#### Entries supplied
"""
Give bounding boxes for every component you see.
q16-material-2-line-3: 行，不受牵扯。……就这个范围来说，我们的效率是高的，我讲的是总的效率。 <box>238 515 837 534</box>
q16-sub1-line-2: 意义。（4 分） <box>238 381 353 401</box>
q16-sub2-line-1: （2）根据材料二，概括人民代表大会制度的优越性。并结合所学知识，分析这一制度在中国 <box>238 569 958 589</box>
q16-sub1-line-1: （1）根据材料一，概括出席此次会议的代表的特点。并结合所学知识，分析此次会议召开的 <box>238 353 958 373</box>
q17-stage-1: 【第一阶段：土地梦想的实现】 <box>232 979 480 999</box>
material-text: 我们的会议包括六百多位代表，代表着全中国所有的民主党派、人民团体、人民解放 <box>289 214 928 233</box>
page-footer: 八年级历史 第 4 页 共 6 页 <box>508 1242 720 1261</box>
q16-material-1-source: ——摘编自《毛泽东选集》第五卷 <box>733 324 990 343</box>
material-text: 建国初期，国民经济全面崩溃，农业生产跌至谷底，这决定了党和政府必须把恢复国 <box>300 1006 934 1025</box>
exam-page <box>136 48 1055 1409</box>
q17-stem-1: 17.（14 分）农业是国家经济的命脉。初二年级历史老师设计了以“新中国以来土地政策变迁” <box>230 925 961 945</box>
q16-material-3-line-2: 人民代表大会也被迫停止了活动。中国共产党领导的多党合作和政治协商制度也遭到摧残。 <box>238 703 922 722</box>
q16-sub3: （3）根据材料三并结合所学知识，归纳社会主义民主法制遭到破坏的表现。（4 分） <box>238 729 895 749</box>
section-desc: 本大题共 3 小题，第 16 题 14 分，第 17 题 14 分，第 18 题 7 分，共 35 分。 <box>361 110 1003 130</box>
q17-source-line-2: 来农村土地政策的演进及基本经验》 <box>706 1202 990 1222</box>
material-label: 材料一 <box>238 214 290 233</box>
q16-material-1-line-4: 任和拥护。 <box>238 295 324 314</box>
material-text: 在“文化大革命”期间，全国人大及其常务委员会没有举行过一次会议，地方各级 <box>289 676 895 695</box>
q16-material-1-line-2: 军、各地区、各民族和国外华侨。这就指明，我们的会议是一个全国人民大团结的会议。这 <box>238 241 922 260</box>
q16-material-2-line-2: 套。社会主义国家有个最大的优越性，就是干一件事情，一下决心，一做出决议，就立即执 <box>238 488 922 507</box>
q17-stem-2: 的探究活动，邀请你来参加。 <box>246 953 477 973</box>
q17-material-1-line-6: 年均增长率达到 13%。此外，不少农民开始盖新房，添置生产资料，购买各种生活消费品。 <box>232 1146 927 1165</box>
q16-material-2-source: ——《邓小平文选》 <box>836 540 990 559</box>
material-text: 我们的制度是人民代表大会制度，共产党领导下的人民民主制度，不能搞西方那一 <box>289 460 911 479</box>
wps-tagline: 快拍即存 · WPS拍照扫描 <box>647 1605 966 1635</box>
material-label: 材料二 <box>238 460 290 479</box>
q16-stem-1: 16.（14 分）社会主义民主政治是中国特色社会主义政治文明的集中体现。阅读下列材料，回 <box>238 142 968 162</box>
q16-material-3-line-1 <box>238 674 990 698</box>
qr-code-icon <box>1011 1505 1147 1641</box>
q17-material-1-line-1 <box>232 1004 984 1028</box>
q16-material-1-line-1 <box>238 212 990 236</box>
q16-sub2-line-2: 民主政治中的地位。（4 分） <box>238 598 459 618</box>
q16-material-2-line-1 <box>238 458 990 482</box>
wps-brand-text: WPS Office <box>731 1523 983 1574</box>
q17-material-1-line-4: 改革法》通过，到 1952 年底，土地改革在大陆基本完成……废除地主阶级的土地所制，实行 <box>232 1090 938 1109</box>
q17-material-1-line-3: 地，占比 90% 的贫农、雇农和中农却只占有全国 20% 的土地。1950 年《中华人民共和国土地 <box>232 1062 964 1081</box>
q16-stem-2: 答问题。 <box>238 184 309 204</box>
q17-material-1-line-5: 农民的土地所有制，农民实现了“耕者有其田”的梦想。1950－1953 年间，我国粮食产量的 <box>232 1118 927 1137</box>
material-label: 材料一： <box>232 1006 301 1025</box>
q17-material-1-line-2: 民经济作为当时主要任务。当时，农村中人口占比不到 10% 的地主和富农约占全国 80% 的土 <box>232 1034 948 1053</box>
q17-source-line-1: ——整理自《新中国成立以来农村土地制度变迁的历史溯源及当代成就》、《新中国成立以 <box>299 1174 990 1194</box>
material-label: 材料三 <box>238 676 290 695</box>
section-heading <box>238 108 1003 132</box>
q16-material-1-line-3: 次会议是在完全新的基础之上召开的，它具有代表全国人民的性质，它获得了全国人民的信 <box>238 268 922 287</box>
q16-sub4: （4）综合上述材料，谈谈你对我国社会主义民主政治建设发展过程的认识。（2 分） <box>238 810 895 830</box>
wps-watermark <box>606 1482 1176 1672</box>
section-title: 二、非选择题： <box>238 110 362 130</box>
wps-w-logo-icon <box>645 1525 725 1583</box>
"""
#### Exercise requirements
Please update the data above by replacing every "material-label" with "material-tag" and reproduce all lines with nothing else changed.

#### Completed task
Give bounding boxes for every component you see.
q16-material-2-line-3: 行，不受牵扯。……就这个范围来说，我们的效率是高的，我讲的是总的效率。 <box>238 515 837 534</box>
q16-sub1-line-2: 意义。（4 分） <box>238 381 353 401</box>
q16-sub2-line-1: （2）根据材料二，概括人民代表大会制度的优越性。并结合所学知识，分析这一制度在中国 <box>238 569 958 589</box>
q16-sub1-line-1: （1）根据材料一，概括出席此次会议的代表的特点。并结合所学知识，分析此次会议召开的 <box>238 353 958 373</box>
q17-stage-1: 【第一阶段：土地梦想的实现】 <box>232 979 480 999</box>
material-text: 我们的会议包括六百多位代表，代表着全中国所有的民主党派、人民团体、人民解放 <box>289 214 928 233</box>
page-footer: 八年级历史 第 4 页 共 6 页 <box>508 1242 720 1261</box>
q16-material-1-source: ——摘编自《毛泽东选集》第五卷 <box>733 324 990 343</box>
material-text: 建国初期，国民经济全面崩溃，农业生产跌至谷底，这决定了党和政府必须把恢复国 <box>300 1006 934 1025</box>
exam-page <box>136 48 1055 1409</box>
q17-stem-1: 17.（14 分）农业是国家经济的命脉。初二年级历史老师设计了以“新中国以来土地政策变迁” <box>230 925 961 945</box>
q16-material-3-line-2: 人民代表大会也被迫停止了活动。中国共产党领导的多党合作和政治协商制度也遭到摧残。 <box>238 703 922 722</box>
q16-sub3: （3）根据材料三并结合所学知识，归纳社会主义民主法制遭到破坏的表现。（4 分） <box>238 729 895 749</box>
section-desc: 本大题共 3 小题，第 16 题 14 分，第 17 题 14 分，第 18 题 7 分，共 35 分。 <box>361 110 1003 130</box>
q17-source-line-2: 来农村土地政策的演进及基本经验》 <box>706 1202 990 1222</box>
material-tag: 材料一 <box>238 214 290 233</box>
q16-material-1-line-4: 任和拥护。 <box>238 295 324 314</box>
material-text: 在“文化大革命”期间，全国人大及其常务委员会没有举行过一次会议，地方各级 <box>289 676 895 695</box>
q16-material-1-line-2: 军、各地区、各民族和国外华侨。这就指明，我们的会议是一个全国人民大团结的会议。这 <box>238 241 922 260</box>
q16-material-2-line-2: 套。社会主义国家有个最大的优越性，就是干一件事情，一下决心，一做出决议，就立即执 <box>238 488 922 507</box>
q17-stem-2: 的探究活动，邀请你来参加。 <box>246 953 477 973</box>
q17-material-1-line-6: 年均增长率达到 13%。此外，不少农民开始盖新房，添置生产资料，购买各种生活消费品。 <box>232 1146 927 1165</box>
q16-material-2-source: ——《邓小平文选》 <box>836 540 990 559</box>
material-text: 我们的制度是人民代表大会制度，共产党领导下的人民民主制度，不能搞西方那一 <box>289 460 911 479</box>
wps-tagline: 快拍即存 · WPS拍照扫描 <box>647 1605 966 1635</box>
material-tag: 材料二 <box>238 460 290 479</box>
q16-stem-1: 16.（14 分）社会主义民主政治是中国特色社会主义政治文明的集中体现。阅读下列材料，回 <box>238 142 968 162</box>
q16-material-3-line-1 <box>238 674 990 698</box>
qr-code-icon <box>1011 1505 1147 1641</box>
q17-material-1-line-1 <box>232 1004 984 1028</box>
q16-material-1-line-1 <box>238 212 990 236</box>
q16-sub2-line-2: 民主政治中的地位。（4 分） <box>238 598 459 618</box>
q16-material-2-line-1 <box>238 458 990 482</box>
wps-brand-text: WPS Office <box>731 1523 983 1574</box>
q17-material-1-line-4: 改革法》通过，到 1952 年底，土地改革在大陆基本完成……废除地主阶级的土地所制，实行 <box>232 1090 938 1109</box>
q17-material-1-line-3: 地，占比 90% 的贫农、雇农和中农却只占有全国 20% 的土地。1950 年《中华人民共和国土地 <box>232 1062 964 1081</box>
q16-stem-2: 答问题。 <box>238 184 309 204</box>
q17-material-1-line-5: 农民的土地所有制，农民实现了“耕者有其田”的梦想。1950－1953 年间，我国粮食产量的 <box>232 1118 927 1137</box>
material-tag: 材料一： <box>232 1006 301 1025</box>
q17-material-1-line-2: 民经济作为当时主要任务。当时，农村中人口占比不到 10% 的地主和富农约占全国 80% 的土 <box>232 1034 948 1053</box>
q17-source-line-1: ——整理自《新中国成立以来农村土地制度变迁的历史溯源及当代成就》、《新中国成立以 <box>299 1174 990 1194</box>
material-tag: 材料三 <box>238 676 290 695</box>
section-heading <box>238 108 1003 132</box>
q16-material-1-line-3: 次会议是在完全新的基础之上召开的，它具有代表全国人民的性质，它获得了全国人民的信 <box>238 268 922 287</box>
q16-sub4: （4）综合上述材料，谈谈你对我国社会主义民主政治建设发展过程的认识。（2 分） <box>238 810 895 830</box>
wps-watermark <box>606 1482 1176 1672</box>
section-title: 二、非选择题： <box>238 110 362 130</box>
wps-w-logo-icon <box>645 1525 725 1583</box>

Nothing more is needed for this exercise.